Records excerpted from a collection
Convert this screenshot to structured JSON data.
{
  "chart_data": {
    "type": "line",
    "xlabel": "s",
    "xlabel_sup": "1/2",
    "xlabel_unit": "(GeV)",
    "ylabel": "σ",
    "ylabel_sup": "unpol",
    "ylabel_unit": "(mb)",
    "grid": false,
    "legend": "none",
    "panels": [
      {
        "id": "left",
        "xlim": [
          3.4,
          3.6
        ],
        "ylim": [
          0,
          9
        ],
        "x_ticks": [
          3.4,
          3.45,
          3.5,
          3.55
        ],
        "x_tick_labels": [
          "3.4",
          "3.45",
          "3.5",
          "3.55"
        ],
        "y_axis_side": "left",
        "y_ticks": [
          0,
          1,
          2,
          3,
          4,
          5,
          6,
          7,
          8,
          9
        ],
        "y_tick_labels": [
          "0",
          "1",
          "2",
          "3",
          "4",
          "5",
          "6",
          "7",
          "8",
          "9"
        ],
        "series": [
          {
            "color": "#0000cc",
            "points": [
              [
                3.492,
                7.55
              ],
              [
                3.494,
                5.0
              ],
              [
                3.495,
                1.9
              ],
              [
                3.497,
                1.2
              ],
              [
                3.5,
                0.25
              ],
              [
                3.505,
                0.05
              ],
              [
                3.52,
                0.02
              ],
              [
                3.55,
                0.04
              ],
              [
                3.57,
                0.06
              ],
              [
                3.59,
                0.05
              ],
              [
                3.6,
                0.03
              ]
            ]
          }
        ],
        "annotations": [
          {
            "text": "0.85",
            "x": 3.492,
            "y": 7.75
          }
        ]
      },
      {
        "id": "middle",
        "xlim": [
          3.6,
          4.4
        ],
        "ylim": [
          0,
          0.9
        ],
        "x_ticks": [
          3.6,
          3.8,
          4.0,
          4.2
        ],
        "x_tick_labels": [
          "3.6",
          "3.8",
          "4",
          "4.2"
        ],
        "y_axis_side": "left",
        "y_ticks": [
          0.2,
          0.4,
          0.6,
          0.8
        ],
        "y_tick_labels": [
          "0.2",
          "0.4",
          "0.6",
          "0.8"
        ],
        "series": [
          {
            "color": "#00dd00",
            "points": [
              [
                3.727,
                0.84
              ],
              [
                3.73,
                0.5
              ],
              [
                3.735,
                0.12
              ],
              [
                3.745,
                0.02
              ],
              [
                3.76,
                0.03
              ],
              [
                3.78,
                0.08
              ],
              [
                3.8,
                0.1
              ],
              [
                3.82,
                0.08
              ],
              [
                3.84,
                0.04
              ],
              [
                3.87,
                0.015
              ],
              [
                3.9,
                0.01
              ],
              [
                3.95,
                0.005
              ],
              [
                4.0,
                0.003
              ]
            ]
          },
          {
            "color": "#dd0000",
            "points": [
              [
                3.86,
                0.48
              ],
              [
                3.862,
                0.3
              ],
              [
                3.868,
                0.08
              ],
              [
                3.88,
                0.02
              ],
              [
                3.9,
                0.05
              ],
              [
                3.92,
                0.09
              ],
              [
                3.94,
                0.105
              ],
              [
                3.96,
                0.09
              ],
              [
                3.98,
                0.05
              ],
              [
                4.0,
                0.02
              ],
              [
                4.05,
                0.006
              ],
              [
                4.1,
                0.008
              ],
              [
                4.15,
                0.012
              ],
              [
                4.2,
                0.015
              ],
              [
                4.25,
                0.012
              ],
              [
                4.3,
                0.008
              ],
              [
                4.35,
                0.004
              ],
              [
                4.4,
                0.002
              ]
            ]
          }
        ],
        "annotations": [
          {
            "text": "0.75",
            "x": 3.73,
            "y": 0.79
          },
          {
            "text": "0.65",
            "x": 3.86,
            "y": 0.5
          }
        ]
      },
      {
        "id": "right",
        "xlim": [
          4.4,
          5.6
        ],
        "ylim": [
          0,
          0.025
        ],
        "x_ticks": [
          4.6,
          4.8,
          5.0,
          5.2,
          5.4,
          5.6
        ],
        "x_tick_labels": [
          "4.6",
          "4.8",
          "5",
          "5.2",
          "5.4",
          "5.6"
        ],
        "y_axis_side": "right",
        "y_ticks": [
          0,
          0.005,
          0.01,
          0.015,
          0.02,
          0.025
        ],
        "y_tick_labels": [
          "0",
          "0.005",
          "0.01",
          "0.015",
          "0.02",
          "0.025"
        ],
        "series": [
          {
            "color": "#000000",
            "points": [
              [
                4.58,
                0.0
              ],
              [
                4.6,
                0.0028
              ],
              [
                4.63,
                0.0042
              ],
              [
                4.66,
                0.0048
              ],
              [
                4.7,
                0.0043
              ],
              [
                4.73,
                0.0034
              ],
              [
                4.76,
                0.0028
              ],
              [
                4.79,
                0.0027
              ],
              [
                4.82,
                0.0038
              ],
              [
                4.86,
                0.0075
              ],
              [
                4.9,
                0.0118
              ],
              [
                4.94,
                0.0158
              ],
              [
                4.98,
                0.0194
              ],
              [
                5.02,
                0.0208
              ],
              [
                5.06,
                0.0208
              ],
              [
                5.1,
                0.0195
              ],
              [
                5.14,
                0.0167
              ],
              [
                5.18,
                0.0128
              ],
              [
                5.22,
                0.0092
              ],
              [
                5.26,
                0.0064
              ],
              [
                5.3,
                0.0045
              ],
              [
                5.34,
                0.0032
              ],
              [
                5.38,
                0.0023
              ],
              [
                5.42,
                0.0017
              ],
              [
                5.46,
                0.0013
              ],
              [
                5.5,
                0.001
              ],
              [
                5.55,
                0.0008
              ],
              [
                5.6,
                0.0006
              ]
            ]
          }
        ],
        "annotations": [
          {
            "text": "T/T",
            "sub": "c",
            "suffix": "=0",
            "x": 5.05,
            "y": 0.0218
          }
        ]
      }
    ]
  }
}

> **DIRECTION**: Reproduce the records in full, exactly as written.

> **THE RESULT**:
Convert this screenshot to structured JSON data.
{
  "chart_data": {
    "type": "line",
    "xlabel": "s",
    "xlabel_sup": "1/2",
    "xlabel_unit": "(GeV)",
    "ylabel": "σ",
    "ylabel_sup": "unpol",
    "ylabel_unit": "(mb)",
    "grid": false,
    "legend": "none",
    "panels": [
      {
        "id": "left",
        "xlim": [
          3.4,
          3.6
        ],
        "ylim": [
          0,
          9
        ],
        "x_ticks": [
          3.4,
          3.45,
          3.5,
          3.55
        ],
        "x_tick_labels": [
          "3.4",
          "3.45",
          "3.5",
          "3.55"
        ],
        "y_axis_side": "left",
        "y_ticks": [
          0,
          1,
          2,
          3,
          4,
          5,
          6,
          7,
          8,
          9
        ],
        "y_tick_labels": [
          "0",
          "1",
          "2",
          "3",
          "4",
          "5",
          "6",
          "7",
          "8",
          "9"
        ],
        "series": [
          {
            "color": "#0000cc",
            "points": [
              [
                3.492,
                7.55
              ],
              [
                3.494,
                5.0
              ],
              [
                3.495,
                1.9
              ],
              [
                3.497,
                1.2
              ],
              [
                3.5,
                0.25
              ],
              [
                3.505,
                0.05
              ],
              [
                3.52,
                0.02
              ],
              [
                3.55,
                0.04
              ],
              [
                3.57,
                0.06
              ],
              [
                3.59,
                0.05
              ],
              [
                3.6,
                0.03
              ]
            ]
          }
        ],
        "annotations": [
          {
            "text": "0.85",
            "x": 3.492,
            "y": 7.75
          }
        ]
      },
      {
        "id": "middle",
        "xlim": [
          3.6,
          4.4
        ],
        "ylim": [
          0,
          0.9
        ],
        "x_ticks": [
          3.6,
          3.8,
          4.0,
          4.2
        ],
        "x_tick_labels": [
          "3.6",
          "3.8",
          "4",
          "4.2"
        ],
        "y_axis_side": "left",
        "y_ticks": [
          0.2,
          0.4,
          0.6,
          0.8
        ],
        "y_tick_labels": [
          "0.2",
          "0.4",
          "0.6",
          "0.8"
        ],
        "series": [
          {
            "color": "#00dd00",
            "points": [
              [
                3.727,
                0.84
              ],
              [
                3.73,
                0.5
              ],
              [
                3.735,
                0.12
              ],
              [
                3.745,
                0.02
              ],
              [
                3.76,
                0.03
              ],
              [
                3.78,
                0.08
              ],
              [
                3.8,
                0.1
              ],
              [
                3.82,
                0.08
              ],
              [
                3.84,
                0.04
              ],
              [
                3.87,
                0.015
              ],
              [
                3.9,
                0.01
              ],
              [
                3.95,
                0.005
              ],
              [
                4.0,
                0.003
              ]
            ]
          },
          {
            "color": "#dd0000",
            "points": [
              [
                3.86,
                0.48
              ],
              [
                3.862,
                0.3
              ],
              [
                3.868,
                0.08
              ],
              [
                3.88,
                0.02
              ],
              [
                3.9,
                0.05
              ],
              [
                3.92,
                0.09
              ],
              [
                3.94,
                0.105
              ],
              [
                3.96,
                0.09
              ],
              [
                3.98,
                0.05
              ],
              [
                4.0,
                0.02
              ],
              [
                4.05,
                0.006
              ],
              [
                4.1,
                0.008
              ],
              [
                4.15,
                0.012
              ],
              [
                4.2,
                0.015
              ],
              [
                4.25,
                0.012
              ],
              [
                4.3,
                0.008
              ],
              [
                4.35,
                0.004
              ],
              [
                4.4,
                0.002
              ]
            ]
          }
        ],
        "annotations": [
          {
            "text": "0.75",
            "x": 3.73,
            "y": 0.79
          },
          {
            "text": "0.65",
            "x": 3.86,
            "y": 0.5
          }
        ]
      },
      {
        "id": "right",
        "xlim": [
          4.4,
          5.6
        ],
        "ylim": [
          0,
          0.025
        ],
        "x_ticks": [
          4.6,
          4.8,
          5.0,
          5.2,
          5.4,
          5.6
        ],
        "x_tick_labels": [
          "4.6",
          "4.8",
          "5",
          "5.2",
          "5.4",
          "5.6"
        ],
        "y_axis_side": "right",
        "y_ticks": [
          0,
          0.005,
          0.01,
          0.015,
          0.02,
          0.025
        ],
        "y_tick_labels": [
          "0",
          "0.005",
          "0.01",
          "0.015",
          "0.02",
          "0.025"
        ],
        "series": [
          {
            "color": "#000000",
            "points": [
              [
                4.58,
                0.0
              ],
              [
                4.6,
                0.0028
              ],
              [
                4.63,
                0.0042
              ],
              [
                4.66,
                0.0048
              ],
              [
                4.7,
                0.0043
              ],
              [
                4.73,
                0.0034
              ],
              [
                4.76,
                0.0028
              ],
              [
                4.79,
                0.0027
              ],
              [
                4.82,
                0.0038
              ],
              [
                4.86,
                0.0075
              ],
              [
                4.9,
                0.0118
              ],
              [
                4.94,
                0.0158
              ],
              [
                4.98,
                0.0194
              ],
              [
                5.02,
                0.0208
              ],
              [
                5.06,
                0.0208
              ],
              [
                5.1,
                0.0195
              ],
              [
                5.14,
                0.0167
              ],
              [
                5.18,
                0.0128
              ],
              [
                5.22,
                0.0092
              ],
              [
                5.26,
                0.0064
              ],
              [
                5.3,
                0.0045
              ],
              [
                5.34,
                0.0032
              ],
              [
                5.38,
                0.0023
              ],
              [
                5.42,
                0.0017
              ],
              [
                5.46,
                0.0013
              ],
              [
                5.5,
                0.001
              ],
              [
                5.55,
                0.0008
              ],
              [
                5.6,
                0.0006
              ]
            ]
          }
        ],
        "annotations": [
          {
            "text": "T/T",
            "sub": "c",
            "suffix": "=0",
            "x": 5.05,
            "y": 0.0218
          }
        ]
      }
    ]
  }
}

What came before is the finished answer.